The records below must be duplicated exactly, character for character.

Exercise materials ->

[Start]

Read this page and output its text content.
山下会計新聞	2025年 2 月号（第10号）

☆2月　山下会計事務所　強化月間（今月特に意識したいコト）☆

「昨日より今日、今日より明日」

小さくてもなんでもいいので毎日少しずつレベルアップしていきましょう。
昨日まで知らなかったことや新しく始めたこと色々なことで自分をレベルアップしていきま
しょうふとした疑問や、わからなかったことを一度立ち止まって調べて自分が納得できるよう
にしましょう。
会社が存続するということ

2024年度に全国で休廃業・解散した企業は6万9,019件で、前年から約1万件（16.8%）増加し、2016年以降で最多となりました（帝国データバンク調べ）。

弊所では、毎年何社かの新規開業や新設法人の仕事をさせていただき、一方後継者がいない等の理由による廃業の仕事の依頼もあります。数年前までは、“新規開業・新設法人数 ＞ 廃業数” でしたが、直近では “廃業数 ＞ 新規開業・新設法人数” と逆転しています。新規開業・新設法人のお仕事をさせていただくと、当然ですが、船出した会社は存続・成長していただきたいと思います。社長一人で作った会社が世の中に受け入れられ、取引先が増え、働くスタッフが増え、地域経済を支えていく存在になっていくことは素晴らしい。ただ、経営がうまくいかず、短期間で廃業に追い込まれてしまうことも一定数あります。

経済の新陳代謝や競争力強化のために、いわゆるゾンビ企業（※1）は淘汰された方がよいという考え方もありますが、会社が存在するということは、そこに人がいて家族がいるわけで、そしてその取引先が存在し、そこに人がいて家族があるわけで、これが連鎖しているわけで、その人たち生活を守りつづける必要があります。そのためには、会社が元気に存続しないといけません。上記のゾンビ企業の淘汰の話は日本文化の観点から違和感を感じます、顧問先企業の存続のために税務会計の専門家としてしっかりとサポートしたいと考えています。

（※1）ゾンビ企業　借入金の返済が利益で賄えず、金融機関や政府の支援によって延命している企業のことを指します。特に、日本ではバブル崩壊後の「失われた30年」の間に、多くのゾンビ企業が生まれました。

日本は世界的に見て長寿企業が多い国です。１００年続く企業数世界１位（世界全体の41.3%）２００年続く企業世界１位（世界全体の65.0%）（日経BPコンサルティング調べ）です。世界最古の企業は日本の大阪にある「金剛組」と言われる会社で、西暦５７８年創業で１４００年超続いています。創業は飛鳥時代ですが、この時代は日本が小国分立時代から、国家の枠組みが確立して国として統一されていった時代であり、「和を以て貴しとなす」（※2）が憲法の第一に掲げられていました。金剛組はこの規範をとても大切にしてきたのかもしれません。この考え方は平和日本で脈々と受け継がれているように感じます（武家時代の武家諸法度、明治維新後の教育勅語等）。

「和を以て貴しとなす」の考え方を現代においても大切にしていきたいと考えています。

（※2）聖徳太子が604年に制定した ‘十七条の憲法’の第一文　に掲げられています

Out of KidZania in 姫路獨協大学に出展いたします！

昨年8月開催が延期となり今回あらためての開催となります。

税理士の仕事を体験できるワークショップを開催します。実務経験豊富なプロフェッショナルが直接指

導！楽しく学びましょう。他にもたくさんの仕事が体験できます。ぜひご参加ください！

[End]

Output below ->
Read this page and output its text content.
山下会計新聞	2025年 2 月号（第10号）

☆2月　山下会計事務所　強化月間（今月特に意識したいコト）☆

「昨日より今日、今日より明日」

小さくてもなんでもいいので毎日少しずつレベルアップしていきましょう。
昨日まで知らなかったことや新しく始めたこと色々なことで自分をレベルアップしていきま
しょうふとした疑問や、わからなかったことを一度立ち止まって調べて自分が納得できるよう
にしましょう。
会社が存続するということ

2024年度に全国で休廃業・解散した企業は6万9,019件で、前年から約1万件（16.8%）増加し、2016年以降で最多となりました（帝国データバンク調べ）。

弊所では、毎年何社かの新規開業や新設法人の仕事をさせていただき、一方後継者がいない等の理由による廃業の仕事の依頼もあります。数年前までは、“新規開業・新設法人数 ＞ 廃業数” でしたが、直近では “廃業数 ＞ 新規開業・新設法人数” と逆転しています。新規開業・新設法人のお仕事をさせていただくと、当然ですが、船出した会社は存続・成長していただきたいと思います。社長一人で作った会社が世の中に受け入れられ、取引先が増え、働くスタッフが増え、地域経済を支えていく存在になっていくことは素晴らしい。ただ、経営がうまくいかず、短期間で廃業に追い込まれてしまうことも一定数あります。

経済の新陳代謝や競争力強化のために、いわゆるゾンビ企業（※1）は淘汰された方がよいという考え方もありますが、会社が存在するということは、そこに人がいて家族がいるわけで、そしてその取引先が存在し、そこに人がいて家族があるわけで、これが連鎖しているわけで、その人たち生活を守りつづける必要があります。そのためには、会社が元気に存続しないといけません。上記のゾンビ企業の淘汰の話は日本文化の観点から違和感を感じます、顧問先企業の存続のために税務会計の専門家としてしっかりとサポートしたいと考えています。

（※1）ゾンビ企業　借入金の返済が利益で賄えず、金融機関や政府の支援によって延命している企業のことを指します。特に、日本ではバブル崩壊後の「失われた30年」の間に、多くのゾンビ企業が生まれました。

日本は世界的に見て長寿企業が多い国です。１００年続く企業数世界１位（世界全体の41.3%）２００年続く企業世界１位（世界全体の65.0%）（日経BPコンサルティング調べ）です。世界最古の企業は日本の大阪にある「金剛組」と言われる会社で、西暦５７８年創業で１４００年超続いています。創業は飛鳥時代ですが、この時代は日本が小国分立時代から、国家の枠組みが確立して国として統一されていった時代であり、「和を以て貴しとなす」（※2）が憲法の第一に掲げられていました。金剛組はこの規範をとても大切にしてきたのかもしれません。この考え方は平和日本で脈々と受け継がれているように感じます（武家時代の武家諸法度、明治維新後の教育勅語等）。

「和を以て貴しとなす」の考え方を現代においても大切にしていきたいと考えています。

（※2）聖徳太子が604年に制定した ‘十七条の憲法’の第一文　に掲げられています

Out of KidZania in 姫路獨協大学に出展いたします！

昨年8月開催が延期となり今回あらためての開催となります。

税理士の仕事を体験できるワークショップを開催します。実務経験豊富なプロフェッショナルが直接指

導！楽しく学びましょう。他にもたくさんの仕事が体験できます。ぜひご参加ください！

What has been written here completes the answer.